**Exercise aim**
Nothing in the records may be altered, so transcribe them exactly.

**Data in this exercise**
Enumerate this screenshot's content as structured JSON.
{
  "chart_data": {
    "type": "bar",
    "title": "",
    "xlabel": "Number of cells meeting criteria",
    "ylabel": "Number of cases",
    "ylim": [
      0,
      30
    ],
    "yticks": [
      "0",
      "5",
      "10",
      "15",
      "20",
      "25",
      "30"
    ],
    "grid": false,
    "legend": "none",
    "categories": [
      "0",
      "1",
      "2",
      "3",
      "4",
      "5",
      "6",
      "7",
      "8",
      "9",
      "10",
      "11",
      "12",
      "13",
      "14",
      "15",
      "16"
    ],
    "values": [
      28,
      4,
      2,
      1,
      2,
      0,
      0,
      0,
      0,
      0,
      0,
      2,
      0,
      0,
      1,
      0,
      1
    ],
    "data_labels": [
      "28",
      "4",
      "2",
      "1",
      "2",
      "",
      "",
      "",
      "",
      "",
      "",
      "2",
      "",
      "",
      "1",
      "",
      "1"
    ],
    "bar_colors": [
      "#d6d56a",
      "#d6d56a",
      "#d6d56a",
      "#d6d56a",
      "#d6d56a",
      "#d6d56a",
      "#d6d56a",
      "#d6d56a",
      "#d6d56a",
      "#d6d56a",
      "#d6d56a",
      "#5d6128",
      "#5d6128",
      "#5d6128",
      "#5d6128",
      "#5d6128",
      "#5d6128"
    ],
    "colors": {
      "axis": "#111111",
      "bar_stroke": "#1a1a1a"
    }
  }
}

**Solution for this problem**
Enumerate this screenshot's content as structured JSON.
{
  "chart_data": {
    "type": "bar",
    "title": "",
    "xlabel": "Number of cells meeting criteria",
    "ylabel": "Number of cases",
    "ylim": [
      0,
      30
    ],
    "yticks": [
      "0",
      "5",
      "10",
      "15",
      "20",
      "25",
      "30"
    ],
    "grid": false,
    "legend": "none",
    "categories": [
      "0",
      "1",
      "2",
      "3",
      "4",
      "5",
      "6",
      "7",
      "8",
      "9",
      "10",
      "11",
      "12",
      "13",
      "14",
      "15",
      "16"
    ],
    "values": [
      28,
      4,
      2,
      1,
      2,
      0,
      0,
      0,
      0,
      0,
      0,
      2,
      0,
      0,
      1,
      0,
      1
    ],
    "data_labels": [
      "28",
      "4",
      "2",
      "1",
      "2",
      "",
      "",
      "",
      "",
      "",
      "",
      "2",
      "",
      "",
      "1",
      "",
      "1"
    ],
    "bar_colors": [
      "#d6d56a",
      "#d6d56a",
      "#d6d56a",
      "#d6d56a",
      "#d6d56a",
      "#d6d56a",
      "#d6d56a",
      "#d6d56a",
      "#d6d56a",
      "#d6d56a",
      "#d6d56a",
      "#5d6128",
      "#5d6128",
      "#5d6128",
      "#5d6128",
      "#5d6128",
      "#5d6128"
    ],
    "colors": {
      "axis": "#111111",
      "bar_stroke": "#1a1a1a"
    }
  }
}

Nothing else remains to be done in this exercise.